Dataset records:
_____
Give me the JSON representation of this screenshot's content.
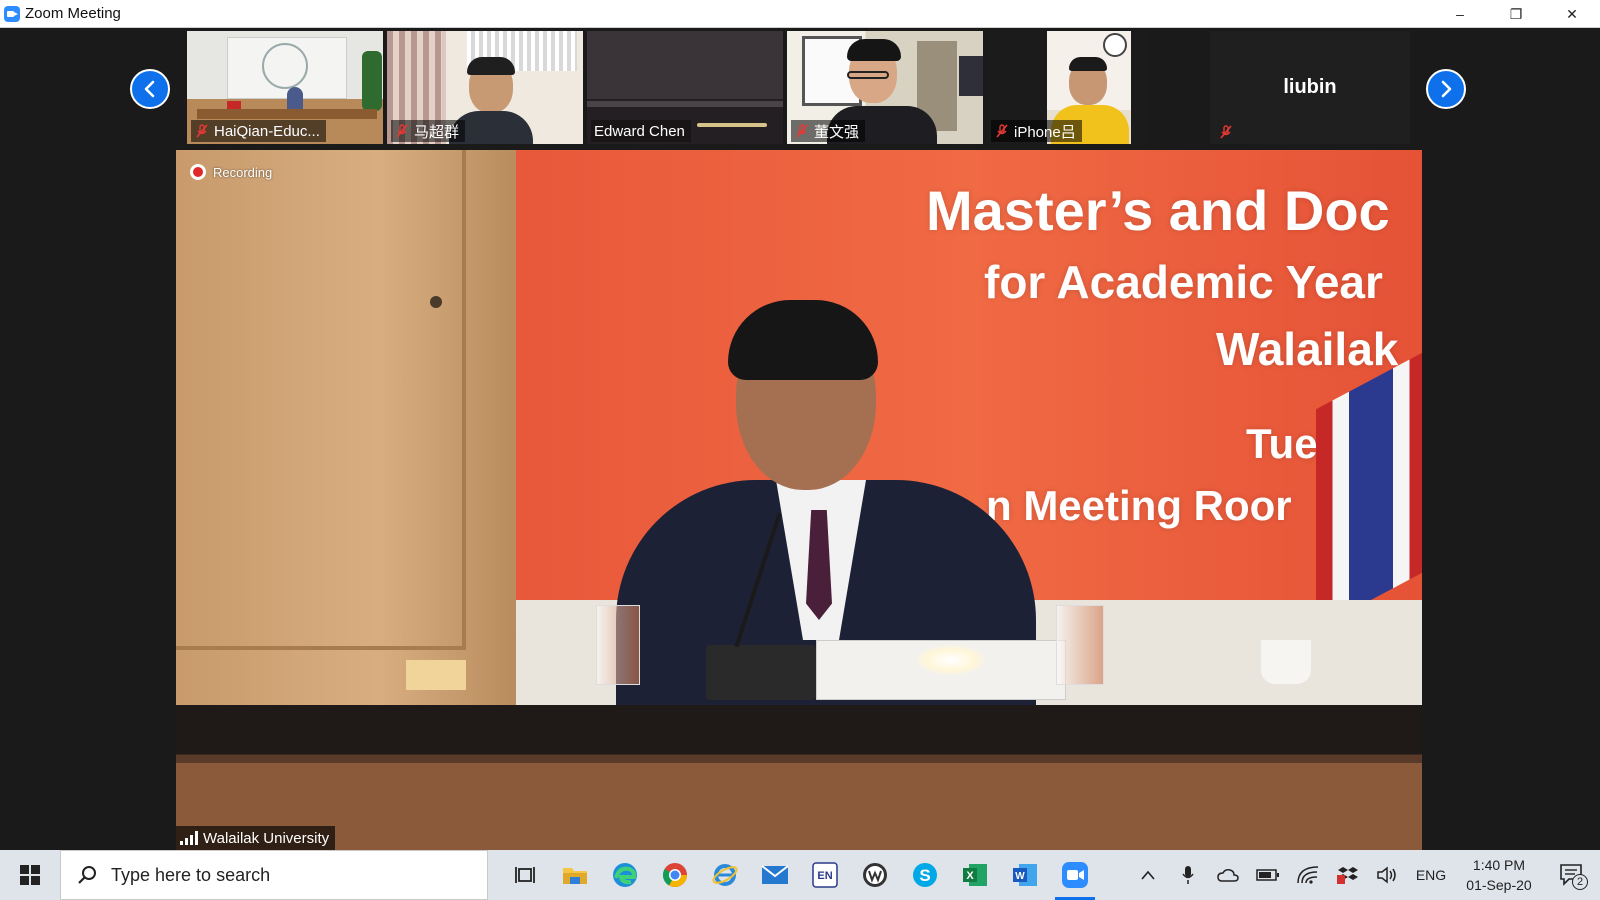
{
  "window": {
    "title": "Zoom Meeting",
    "controls": {
      "minimize": "–",
      "restore": "❐",
      "close": "✕"
    }
  },
  "thumbnails": [
    {
      "name": "HaiQian-Educ...",
      "muted": true
    },
    {
      "name": "马超群",
      "muted": true
    },
    {
      "name": "Edward Chen",
      "muted": false
    },
    {
      "name": "董文强",
      "muted": true
    },
    {
      "name": "iPhone吕",
      "muted": true
    }
  ],
  "name_only_participant": {
    "name": "liubin",
    "muted": true
  },
  "main_video": {
    "recording_label": "Recording",
    "speaker_name": "Walailak University",
    "banner_lines": [
      "Master’s and Doc",
      "for Academic Year",
      "Walailak",
      "Tuesd",
      "n Meeting Roor"
    ]
  },
  "taskbar": {
    "search_placeholder": "Type here to search",
    "apps": [
      "task-view",
      "file-explorer",
      "edge",
      "chrome",
      "internet-explorer",
      "mail",
      "en-dictionary",
      "wps",
      "skype",
      "excel",
      "word",
      "zoom"
    ],
    "tray": {
      "language": "ENG",
      "time": "1:40 PM",
      "date": "01-Sep-20",
      "notification_count": "2"
    }
  },
  "colors": {
    "accent": "#0e71eb",
    "zoom_blue": "#2D8CFF",
    "banner_orange": "#e8583a",
    "recording_red": "#e02828"
  }
}
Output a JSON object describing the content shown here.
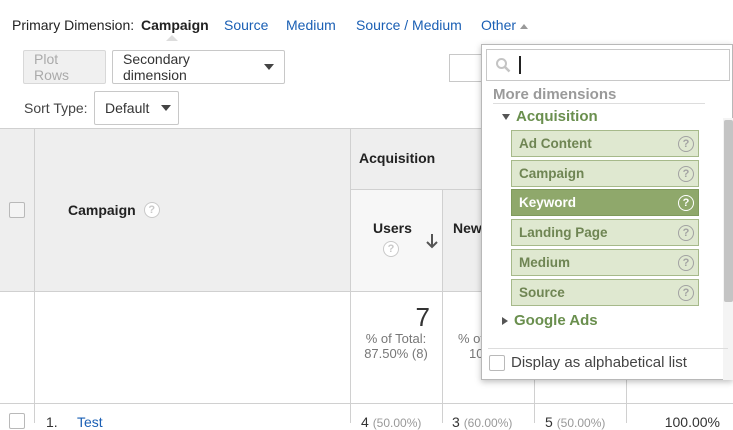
{
  "primary_dimension": {
    "label": "Primary Dimension:",
    "active": "Campaign",
    "options": [
      "Source",
      "Medium",
      "Source / Medium",
      "Other"
    ]
  },
  "toolbar": {
    "plot_rows": "Plot Rows",
    "secondary_dimension": "Secondary dimension",
    "sort_type_label": "Sort Type:",
    "sort_type_value": "Default"
  },
  "table": {
    "campaign_header": "Campaign",
    "acquisition_header": "Acquisition",
    "users_header": "Users",
    "new_users_header": "New",
    "totals": {
      "users_value": "7",
      "users_pct_label": "% of Total:",
      "users_pct_value": "87.50% (8)",
      "new_users_pct_partial": "% of",
      "new_users_value_partial": "10"
    },
    "rows": [
      {
        "index": "1.",
        "campaign": "Test",
        "users": "4",
        "users_pct": "(50.00%)",
        "new_users": "3",
        "new_users_pct": "(60.00%)",
        "sessions": "5",
        "sessions_pct": "(50.00%)",
        "rate": "100.00%"
      }
    ]
  },
  "dropdown": {
    "search_placeholder": "",
    "more_dimensions": "More dimensions",
    "acquisition_group": "Acquisition",
    "items": [
      "Ad Content",
      "Campaign",
      "Keyword",
      "Landing Page",
      "Medium",
      "Source"
    ],
    "selected_item": "Keyword",
    "google_ads_group": "Google Ads",
    "alphabetical_label": "Display as alphabetical list"
  },
  "colors": {
    "link": "#1a5fb4",
    "item_bg": "#dfe8d0",
    "item_selected_bg": "#8fa86b",
    "group_text": "#6a8f4e"
  },
  "icons": {
    "search": "search-icon",
    "help": "help-icon",
    "sort_desc": "arrow-down-icon"
  }
}
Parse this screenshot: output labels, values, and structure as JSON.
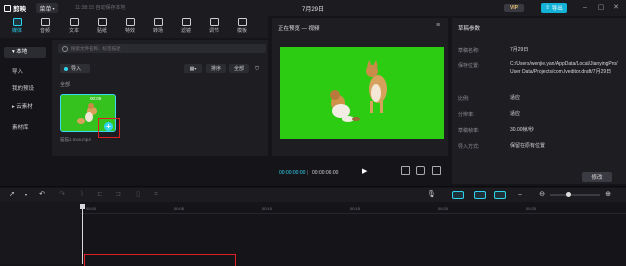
{
  "titlebar": {
    "app_name": "剪映",
    "menu_label": "菜单",
    "autosave": "11:38:15 自动保存本地",
    "project_title": "7月29日",
    "vip_label": "VIP",
    "export_label": "导出"
  },
  "toolbar": {
    "items": [
      {
        "label": "媒体",
        "icon": "media-icon"
      },
      {
        "label": "音频",
        "icon": "audio-icon"
      },
      {
        "label": "文本",
        "icon": "text-icon"
      },
      {
        "label": "贴纸",
        "icon": "sticker-icon"
      },
      {
        "label": "特效",
        "icon": "effects-icon"
      },
      {
        "label": "转场",
        "icon": "transition-icon"
      },
      {
        "label": "滤镜",
        "icon": "filter-icon"
      },
      {
        "label": "调节",
        "icon": "adjust-icon"
      },
      {
        "label": "模板",
        "icon": "template-icon"
      }
    ]
  },
  "sidebar": {
    "items": [
      "▾ 本地",
      "导入",
      "我的预设",
      "▸ 云素材",
      "素材库"
    ]
  },
  "media": {
    "search_placeholder": "搜索文件名称、标签描述",
    "import_label": "导入",
    "sort_label": "排序",
    "filter_label": "全部",
    "all_label": "全部",
    "clip_duration": "00:06",
    "clip_name": "猫猫1.mov.mp4"
  },
  "preview": {
    "title": "正在预览 — 视频",
    "time_current": "00:00:00:00",
    "time_total": "00:00:06:00"
  },
  "properties": {
    "title": "草稿参数",
    "rows": [
      {
        "label": "草稿名称:",
        "value": "7月29日"
      },
      {
        "label": "保存位置:",
        "value": "C:/Users/wenjie.yan/AppData/Local/JianyingPro/User Data/Projects/com.lveditor.draft/7月29日"
      },
      {
        "label": "比例:",
        "value": "适应"
      },
      {
        "label": "分辨率:",
        "value": "适应"
      },
      {
        "label": "草稿帧率:",
        "value": "30.00帧/秒"
      },
      {
        "label": "导入方式:",
        "value": "保留在原有位置"
      }
    ],
    "modify_label": "修改"
  },
  "timeline": {
    "ticks": [
      "00:00",
      "00:05",
      "00:10",
      "00:15",
      "00:20",
      "00:25"
    ]
  },
  "colors": {
    "accent": "#2fd3f0",
    "highlight_box": "#e02020",
    "green_screen": "#2ccc12"
  }
}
_____
Exercise: Find all lines with "this" in them and copy each one.

Correct response:
Give me the JSON representation of this screenshot's content.
Parse this screenshot: output labels, values, and structure as JSON.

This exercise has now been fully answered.